(Dataset records)
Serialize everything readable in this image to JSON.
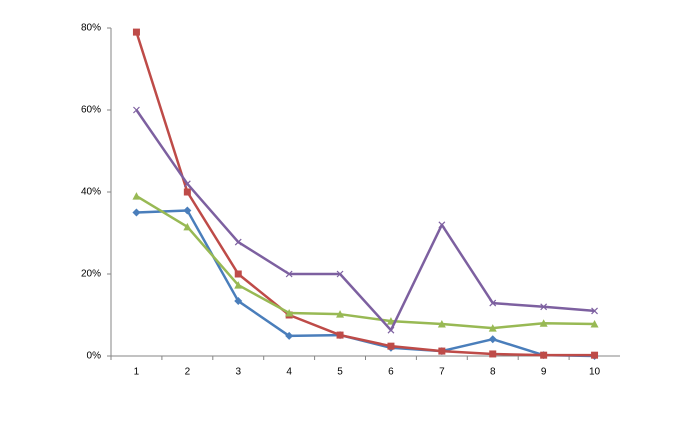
{
  "chart_data": {
    "type": "line",
    "categories": [
      "1",
      "2",
      "3",
      "4",
      "5",
      "6",
      "7",
      "8",
      "9",
      "10"
    ],
    "series": [
      {
        "color": "#4a7ebb",
        "marker": "diamond",
        "values": [
          35,
          35.5,
          13.4,
          4.9,
          5.1,
          2,
          1.2,
          4.1,
          0.2,
          0
        ]
      },
      {
        "color": "#be4b48",
        "marker": "square",
        "values": [
          79,
          40,
          20,
          10,
          5.1,
          2.4,
          1.2,
          0.5,
          0.2,
          0.2
        ]
      },
      {
        "color": "#98b954",
        "marker": "triangle",
        "values": [
          39,
          31.5,
          17.3,
          10.5,
          10.2,
          8.5,
          7.8,
          6.8,
          8,
          7.8
        ]
      },
      {
        "color": "#7d60a0",
        "marker": "x",
        "values": [
          60,
          42,
          27.8,
          20,
          20,
          6.3,
          32,
          12.9,
          12,
          11
        ]
      }
    ],
    "ylim": [
      0,
      80
    ],
    "yticks": [
      {
        "value": 0,
        "label": "0%"
      },
      {
        "value": 20,
        "label": "20%"
      },
      {
        "value": 40,
        "label": "40%"
      },
      {
        "value": 60,
        "label": "60%"
      },
      {
        "value": 80,
        "label": "80%"
      }
    ],
    "grid": false
  }
}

(Task brief)
Your copy of the data above should match it exactly, except that pictures are left out.

(Answer to this task)
Serialize everything readable in this image to JSON.
{
  "chart_data": {
    "type": "line",
    "categories": [
      "1",
      "2",
      "3",
      "4",
      "5",
      "6",
      "7",
      "8",
      "9",
      "10"
    ],
    "series": [
      {
        "color": "#4a7ebb",
        "marker": "diamond",
        "values": [
          35,
          35.5,
          13.4,
          4.9,
          5.1,
          2,
          1.2,
          4.1,
          0.2,
          0
        ]
      },
      {
        "color": "#be4b48",
        "marker": "square",
        "values": [
          79,
          40,
          20,
          10,
          5.1,
          2.4,
          1.2,
          0.5,
          0.2,
          0.2
        ]
      },
      {
        "color": "#98b954",
        "marker": "triangle",
        "values": [
          39,
          31.5,
          17.3,
          10.5,
          10.2,
          8.5,
          7.8,
          6.8,
          8,
          7.8
        ]
      },
      {
        "color": "#7d60a0",
        "marker": "x",
        "values": [
          60,
          42,
          27.8,
          20,
          20,
          6.3,
          32,
          12.9,
          12,
          11
        ]
      }
    ],
    "ylim": [
      0,
      80
    ],
    "yticks": [
      {
        "value": 0,
        "label": "0%"
      },
      {
        "value": 20,
        "label": "20%"
      },
      {
        "value": 40,
        "label": "40%"
      },
      {
        "value": 60,
        "label": "60%"
      },
      {
        "value": 80,
        "label": "80%"
      }
    ],
    "grid": false
  }
}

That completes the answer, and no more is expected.